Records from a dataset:
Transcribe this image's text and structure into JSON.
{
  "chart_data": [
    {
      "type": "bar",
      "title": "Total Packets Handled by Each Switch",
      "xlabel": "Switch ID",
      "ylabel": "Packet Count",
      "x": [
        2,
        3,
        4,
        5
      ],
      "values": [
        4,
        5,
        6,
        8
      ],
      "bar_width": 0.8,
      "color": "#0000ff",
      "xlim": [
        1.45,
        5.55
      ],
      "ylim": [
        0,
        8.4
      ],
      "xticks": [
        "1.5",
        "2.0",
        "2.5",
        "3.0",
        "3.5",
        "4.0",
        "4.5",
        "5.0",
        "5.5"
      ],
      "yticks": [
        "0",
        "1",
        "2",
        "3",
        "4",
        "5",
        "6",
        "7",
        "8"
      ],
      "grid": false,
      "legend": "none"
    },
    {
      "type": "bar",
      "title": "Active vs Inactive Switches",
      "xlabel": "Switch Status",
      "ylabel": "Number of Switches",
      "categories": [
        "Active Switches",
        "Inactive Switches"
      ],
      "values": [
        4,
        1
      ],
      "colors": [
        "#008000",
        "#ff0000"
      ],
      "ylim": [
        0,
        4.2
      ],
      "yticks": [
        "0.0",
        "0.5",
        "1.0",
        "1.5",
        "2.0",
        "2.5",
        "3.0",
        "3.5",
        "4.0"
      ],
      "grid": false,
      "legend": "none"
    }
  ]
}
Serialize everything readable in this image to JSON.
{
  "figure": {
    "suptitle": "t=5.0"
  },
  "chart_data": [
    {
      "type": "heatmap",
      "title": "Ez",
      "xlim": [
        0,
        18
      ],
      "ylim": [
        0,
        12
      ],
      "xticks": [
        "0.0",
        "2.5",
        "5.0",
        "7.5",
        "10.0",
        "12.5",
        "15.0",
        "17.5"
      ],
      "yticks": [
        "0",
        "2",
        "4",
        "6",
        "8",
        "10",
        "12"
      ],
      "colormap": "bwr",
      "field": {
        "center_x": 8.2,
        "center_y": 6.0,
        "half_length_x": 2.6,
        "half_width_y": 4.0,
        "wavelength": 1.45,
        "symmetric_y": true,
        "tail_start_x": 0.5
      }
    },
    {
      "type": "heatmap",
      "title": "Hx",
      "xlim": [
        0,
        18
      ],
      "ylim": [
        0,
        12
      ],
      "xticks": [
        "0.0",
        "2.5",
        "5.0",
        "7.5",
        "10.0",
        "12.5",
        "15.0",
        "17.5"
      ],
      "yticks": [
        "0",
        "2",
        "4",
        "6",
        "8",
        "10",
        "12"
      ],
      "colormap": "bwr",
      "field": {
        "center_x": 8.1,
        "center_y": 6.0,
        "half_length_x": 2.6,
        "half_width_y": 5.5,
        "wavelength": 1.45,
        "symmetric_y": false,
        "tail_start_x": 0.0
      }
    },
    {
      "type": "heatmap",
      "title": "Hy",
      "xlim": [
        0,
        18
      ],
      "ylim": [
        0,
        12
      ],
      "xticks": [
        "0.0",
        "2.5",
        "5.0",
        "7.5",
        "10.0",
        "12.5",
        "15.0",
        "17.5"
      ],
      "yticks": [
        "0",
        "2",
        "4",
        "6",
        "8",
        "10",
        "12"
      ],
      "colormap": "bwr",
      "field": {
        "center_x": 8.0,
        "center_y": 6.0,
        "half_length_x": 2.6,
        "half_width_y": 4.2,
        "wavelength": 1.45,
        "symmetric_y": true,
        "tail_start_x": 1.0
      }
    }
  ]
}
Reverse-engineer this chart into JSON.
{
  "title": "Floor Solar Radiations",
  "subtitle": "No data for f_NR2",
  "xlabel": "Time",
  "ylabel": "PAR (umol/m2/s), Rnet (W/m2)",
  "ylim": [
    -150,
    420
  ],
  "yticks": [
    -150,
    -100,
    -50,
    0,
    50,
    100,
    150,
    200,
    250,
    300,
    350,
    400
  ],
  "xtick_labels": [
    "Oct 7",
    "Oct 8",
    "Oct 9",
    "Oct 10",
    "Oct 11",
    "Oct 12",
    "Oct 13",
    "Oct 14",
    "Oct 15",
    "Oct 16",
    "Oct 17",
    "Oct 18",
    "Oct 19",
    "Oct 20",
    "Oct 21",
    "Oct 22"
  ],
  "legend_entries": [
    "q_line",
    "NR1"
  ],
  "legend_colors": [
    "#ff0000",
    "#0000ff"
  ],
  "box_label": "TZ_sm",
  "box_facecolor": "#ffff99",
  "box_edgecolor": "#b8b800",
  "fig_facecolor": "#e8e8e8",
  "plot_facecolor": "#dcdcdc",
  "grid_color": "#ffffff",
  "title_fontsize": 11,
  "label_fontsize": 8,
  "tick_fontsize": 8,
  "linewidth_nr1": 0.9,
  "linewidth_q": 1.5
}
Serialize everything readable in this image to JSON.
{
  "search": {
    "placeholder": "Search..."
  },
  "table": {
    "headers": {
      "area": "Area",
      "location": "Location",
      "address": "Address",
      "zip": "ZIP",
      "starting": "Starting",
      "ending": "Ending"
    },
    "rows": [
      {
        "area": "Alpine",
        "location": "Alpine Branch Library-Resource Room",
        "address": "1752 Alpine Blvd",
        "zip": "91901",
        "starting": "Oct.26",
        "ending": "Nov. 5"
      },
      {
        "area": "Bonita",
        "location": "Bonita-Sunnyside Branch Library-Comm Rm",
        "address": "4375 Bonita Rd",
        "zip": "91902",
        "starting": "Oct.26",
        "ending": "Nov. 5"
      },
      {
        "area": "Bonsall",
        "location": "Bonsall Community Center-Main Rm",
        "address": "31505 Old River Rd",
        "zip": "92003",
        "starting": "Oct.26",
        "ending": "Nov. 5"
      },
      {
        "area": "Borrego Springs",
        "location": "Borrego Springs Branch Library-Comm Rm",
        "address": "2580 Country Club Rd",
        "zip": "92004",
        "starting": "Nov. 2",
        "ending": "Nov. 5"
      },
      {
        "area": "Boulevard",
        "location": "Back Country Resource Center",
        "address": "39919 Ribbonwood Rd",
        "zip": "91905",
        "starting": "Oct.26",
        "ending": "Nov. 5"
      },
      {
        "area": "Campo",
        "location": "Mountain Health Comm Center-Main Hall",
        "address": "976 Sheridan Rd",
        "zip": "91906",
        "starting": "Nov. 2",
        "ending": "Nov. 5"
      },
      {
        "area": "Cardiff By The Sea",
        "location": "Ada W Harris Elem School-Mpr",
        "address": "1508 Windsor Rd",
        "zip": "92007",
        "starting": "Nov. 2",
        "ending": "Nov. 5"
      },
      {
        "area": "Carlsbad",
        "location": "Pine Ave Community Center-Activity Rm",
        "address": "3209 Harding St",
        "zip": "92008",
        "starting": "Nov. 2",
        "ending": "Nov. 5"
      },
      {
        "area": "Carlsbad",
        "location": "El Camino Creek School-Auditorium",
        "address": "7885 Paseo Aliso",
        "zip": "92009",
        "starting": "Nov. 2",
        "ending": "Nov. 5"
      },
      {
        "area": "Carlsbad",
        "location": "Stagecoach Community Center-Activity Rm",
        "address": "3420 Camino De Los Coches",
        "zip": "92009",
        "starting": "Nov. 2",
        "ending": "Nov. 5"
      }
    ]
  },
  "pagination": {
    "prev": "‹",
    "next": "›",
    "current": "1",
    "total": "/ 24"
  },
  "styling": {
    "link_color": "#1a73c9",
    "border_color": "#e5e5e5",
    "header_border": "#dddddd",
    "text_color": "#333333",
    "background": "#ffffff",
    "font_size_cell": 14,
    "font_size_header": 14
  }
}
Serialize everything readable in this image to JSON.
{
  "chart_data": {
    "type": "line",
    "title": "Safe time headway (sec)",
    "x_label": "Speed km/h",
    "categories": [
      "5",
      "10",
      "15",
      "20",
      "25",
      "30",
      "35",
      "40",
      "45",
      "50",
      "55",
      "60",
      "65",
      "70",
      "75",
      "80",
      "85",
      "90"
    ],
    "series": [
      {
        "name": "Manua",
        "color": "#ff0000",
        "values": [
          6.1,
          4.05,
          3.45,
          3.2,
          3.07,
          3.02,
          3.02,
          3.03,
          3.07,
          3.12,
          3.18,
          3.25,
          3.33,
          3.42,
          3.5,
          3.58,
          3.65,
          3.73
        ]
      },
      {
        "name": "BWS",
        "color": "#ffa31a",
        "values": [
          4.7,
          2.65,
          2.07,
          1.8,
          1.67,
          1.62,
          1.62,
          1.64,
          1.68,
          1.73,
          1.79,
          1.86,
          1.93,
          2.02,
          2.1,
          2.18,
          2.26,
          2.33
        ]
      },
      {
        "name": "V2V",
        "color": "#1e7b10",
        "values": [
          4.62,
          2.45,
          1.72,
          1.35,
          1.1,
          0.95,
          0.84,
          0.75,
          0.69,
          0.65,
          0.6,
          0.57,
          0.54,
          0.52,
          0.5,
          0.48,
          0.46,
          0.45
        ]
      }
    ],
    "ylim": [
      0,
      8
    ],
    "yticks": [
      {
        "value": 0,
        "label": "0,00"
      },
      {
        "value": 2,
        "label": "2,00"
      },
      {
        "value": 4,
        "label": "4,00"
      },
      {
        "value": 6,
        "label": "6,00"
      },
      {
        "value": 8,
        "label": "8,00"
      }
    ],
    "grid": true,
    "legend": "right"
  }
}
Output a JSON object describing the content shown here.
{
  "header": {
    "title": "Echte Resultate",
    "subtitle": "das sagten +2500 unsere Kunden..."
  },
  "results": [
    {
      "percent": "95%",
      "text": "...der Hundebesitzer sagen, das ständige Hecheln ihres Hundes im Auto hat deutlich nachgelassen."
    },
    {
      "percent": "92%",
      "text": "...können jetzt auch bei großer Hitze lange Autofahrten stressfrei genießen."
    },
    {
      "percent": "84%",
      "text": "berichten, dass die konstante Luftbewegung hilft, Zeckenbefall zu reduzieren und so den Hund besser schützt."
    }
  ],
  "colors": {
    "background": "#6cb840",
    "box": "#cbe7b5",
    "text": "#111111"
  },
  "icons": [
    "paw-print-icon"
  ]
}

- _WRITTEN INSTRUCTION_
Which lines of the data include "Camino"? Copy each of them.

- _SOLUTION TO THIS EXERCISE_
        "location": "El Camino Creek School-Auditorium",
        "address": "3420 Camino De Los Coches",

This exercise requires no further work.